§ SET PROBLEM
Write out exactly the lines below that run from the line containing "What data populates" through the last line of the records.

§ MATERIAL PROVIDED

# # #

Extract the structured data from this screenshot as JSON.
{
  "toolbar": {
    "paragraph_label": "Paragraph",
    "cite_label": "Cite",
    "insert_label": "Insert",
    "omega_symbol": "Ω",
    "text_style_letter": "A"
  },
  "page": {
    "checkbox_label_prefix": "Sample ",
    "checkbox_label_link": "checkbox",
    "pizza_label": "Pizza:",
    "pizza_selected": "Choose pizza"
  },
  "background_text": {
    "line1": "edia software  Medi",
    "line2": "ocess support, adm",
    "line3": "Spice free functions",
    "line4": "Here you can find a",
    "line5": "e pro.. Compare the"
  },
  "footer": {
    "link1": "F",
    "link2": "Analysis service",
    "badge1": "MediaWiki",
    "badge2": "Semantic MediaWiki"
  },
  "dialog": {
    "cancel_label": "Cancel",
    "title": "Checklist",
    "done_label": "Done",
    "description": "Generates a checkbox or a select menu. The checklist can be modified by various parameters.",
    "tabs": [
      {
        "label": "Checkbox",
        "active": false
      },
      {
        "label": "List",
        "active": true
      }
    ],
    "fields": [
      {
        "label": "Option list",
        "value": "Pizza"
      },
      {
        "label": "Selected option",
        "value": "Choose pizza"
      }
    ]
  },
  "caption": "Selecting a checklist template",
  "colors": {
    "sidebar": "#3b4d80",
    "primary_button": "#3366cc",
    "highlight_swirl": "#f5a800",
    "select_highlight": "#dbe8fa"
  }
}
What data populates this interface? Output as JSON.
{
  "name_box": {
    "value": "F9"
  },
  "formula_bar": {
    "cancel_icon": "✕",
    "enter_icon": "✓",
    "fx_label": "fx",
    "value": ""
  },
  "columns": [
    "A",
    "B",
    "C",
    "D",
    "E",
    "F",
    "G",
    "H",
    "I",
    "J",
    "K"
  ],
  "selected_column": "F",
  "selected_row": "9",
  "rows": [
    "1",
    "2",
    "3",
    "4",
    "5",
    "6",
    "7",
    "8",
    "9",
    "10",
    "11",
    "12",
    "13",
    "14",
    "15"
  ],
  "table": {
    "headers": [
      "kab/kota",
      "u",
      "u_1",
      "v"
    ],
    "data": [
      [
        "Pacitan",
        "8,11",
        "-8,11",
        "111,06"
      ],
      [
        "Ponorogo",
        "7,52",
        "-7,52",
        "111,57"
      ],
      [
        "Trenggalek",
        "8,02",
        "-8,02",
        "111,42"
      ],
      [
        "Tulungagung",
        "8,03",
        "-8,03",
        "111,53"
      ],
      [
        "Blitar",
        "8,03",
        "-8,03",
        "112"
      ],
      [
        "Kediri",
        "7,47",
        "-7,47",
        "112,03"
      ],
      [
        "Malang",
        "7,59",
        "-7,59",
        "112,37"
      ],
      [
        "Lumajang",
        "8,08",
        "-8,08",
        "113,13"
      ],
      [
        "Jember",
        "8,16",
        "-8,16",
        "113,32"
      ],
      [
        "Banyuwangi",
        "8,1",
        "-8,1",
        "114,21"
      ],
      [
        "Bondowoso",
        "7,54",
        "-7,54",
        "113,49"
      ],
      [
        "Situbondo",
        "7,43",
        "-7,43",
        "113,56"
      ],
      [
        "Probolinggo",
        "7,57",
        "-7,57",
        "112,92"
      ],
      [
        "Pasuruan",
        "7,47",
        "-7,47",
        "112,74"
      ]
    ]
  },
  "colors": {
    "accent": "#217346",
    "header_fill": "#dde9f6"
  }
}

# # #

§ WRITTEN RESPONSE
What data populates this interface? Output as JSON.
{
  "name_box": {
    "value": "F9"
  },
  "formula_bar": {
    "cancel_icon": "✕",
    "enter_icon": "✓",
    "fx_label": "fx",
    "value": ""
  },
  "columns": [
    "A",
    "B",
    "C",
    "D",
    "E",
    "F",
    "G",
    "H",
    "I",
    "J",
    "K"
  ],
  "selected_column": "F",
  "selected_row": "9",
  "rows": [
    "1",
    "2",
    "3",
    "4",
    "5",
    "6",
    "7",
    "8",
    "9",
    "10",
    "11",
    "12",
    "13",
    "14",
    "15"
  ],
  "table": {
    "headers": [
      "kab/kota",
      "u",
      "u_1",
      "v"
    ],
    "data": [
      [
        "Pacitan",
        "8,11",
        "-8,11",
        "111,06"
      ],
      [
        "Ponorogo",
        "7,52",
        "-7,52",
        "111,57"
      ],
      [
        "Trenggalek",
        "8,02",
        "-8,02",
        "111,42"
      ],
      [
        "Tulungagung",
        "8,03",
        "-8,03",
        "111,53"
      ],
      [
        "Blitar",
        "8,03",
        "-8,03",
        "112"
      ],
      [
        "Kediri",
        "7,47",
        "-7,47",
        "112,03"
      ],
      [
        "Malang",
        "7,59",
        "-7,59",
        "112,37"
      ],
      [
        "Lumajang",
        "8,08",
        "-8,08",
        "113,13"
      ],
      [
        "Jember",
        "8,16",
        "-8,16",
        "113,32"
      ],
      [
        "Banyuwangi",
        "8,1",
        "-8,1",
        "114,21"
      ],
      [
        "Bondowoso",
        "7,54",
        "-7,54",
        "113,49"
      ],
      [
        "Situbondo",
        "7,43",
        "-7,43",
        "113,56"
      ],
      [
        "Probolinggo",
        "7,57",
        "-7,57",
        "112,92"
      ],
      [
        "Pasuruan",
        "7,47",
        "-7,47",
        "112,74"
      ]
    ]
  },
  "colors": {
    "accent": "#217346",
    "header_fill": "#dde9f6"
  }
}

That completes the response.